The exercise: Identify every line containing the word "mate" and reproduce each one.

Stored data entries:
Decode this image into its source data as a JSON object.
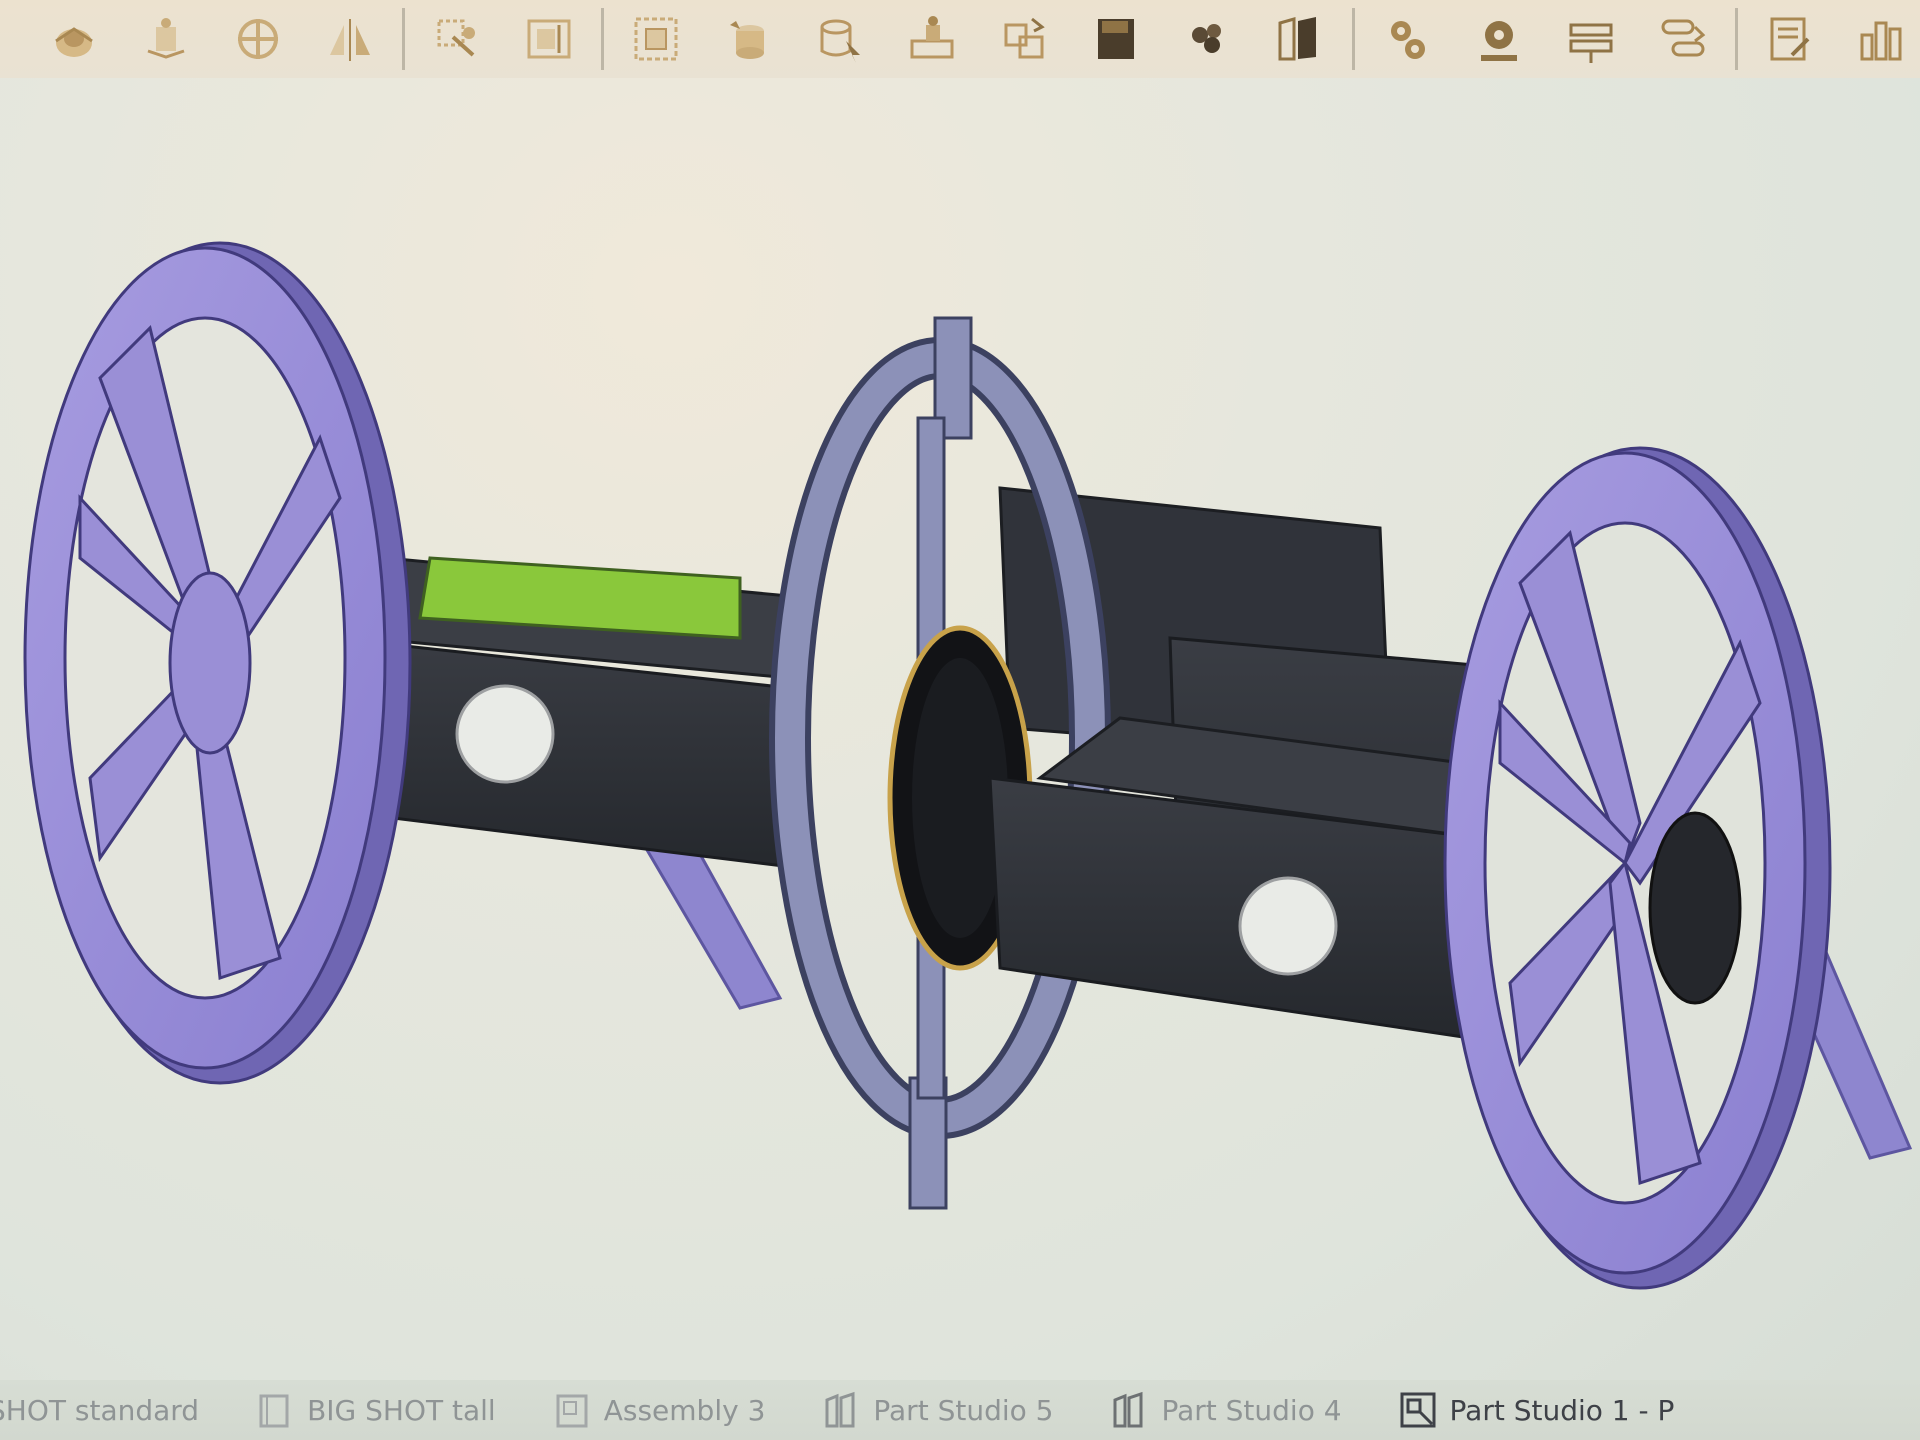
{
  "toolbar": {
    "tools": [
      {
        "id": "tool-1",
        "icon": "move-icon"
      },
      {
        "id": "tool-2",
        "icon": "revolve-icon"
      },
      {
        "id": "tool-3",
        "icon": "fastened-mate-icon"
      },
      {
        "id": "tool-4",
        "icon": "mirror-icon"
      },
      {
        "id": "tool-5",
        "icon": "transform-icon"
      },
      {
        "id": "tool-6",
        "icon": "frame-icon"
      },
      {
        "id": "tool-7",
        "icon": "pattern-icon"
      },
      {
        "id": "tool-8",
        "icon": "insert-part-icon"
      },
      {
        "id": "tool-9",
        "icon": "select-part-icon"
      },
      {
        "id": "tool-10",
        "icon": "mate-connector-icon"
      },
      {
        "id": "tool-11",
        "icon": "interference-icon"
      },
      {
        "id": "tool-12",
        "icon": "save-icon"
      },
      {
        "id": "tool-13",
        "icon": "group-icon"
      },
      {
        "id": "tool-14",
        "icon": "book-icon"
      },
      {
        "id": "tool-15",
        "icon": "gear-pair-icon"
      },
      {
        "id": "tool-16",
        "icon": "gear-settings-icon"
      },
      {
        "id": "tool-17",
        "icon": "belt-icon"
      },
      {
        "id": "tool-18",
        "icon": "linear-relation-icon"
      },
      {
        "id": "tool-19",
        "icon": "report-icon"
      },
      {
        "id": "tool-20",
        "icon": "bar-chart-icon"
      }
    ],
    "colors": {
      "icon": "#c9ab78",
      "icon_dark": "#a98852",
      "separator": "#bdb6a6"
    }
  },
  "viewport": {
    "colors": {
      "wheel": "#9a8fd6",
      "wheel_dark": "#6f66b3",
      "chassis": "#2d3036",
      "accent_green": "#8ac83b",
      "ring": "#8c91b8"
    }
  },
  "tabs": [
    {
      "label": "SHOT standard",
      "icon": "part-studio-icon",
      "active": false
    },
    {
      "label": "BIG SHOT tall",
      "icon": "part-studio-icon",
      "active": false
    },
    {
      "label": "Assembly 3",
      "icon": "assembly-icon",
      "active": false
    },
    {
      "label": "Part Studio 5",
      "icon": "part-studio-icon",
      "active": false
    },
    {
      "label": "Part Studio 4",
      "icon": "part-studio-icon",
      "active": false
    },
    {
      "label": "Part Studio 1 - P",
      "icon": "assembly-icon",
      "active": true
    }
  ]
}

Result for this exercise:
        "icon": "fastened-mate-icon"
        "icon": "mate-connector-icon"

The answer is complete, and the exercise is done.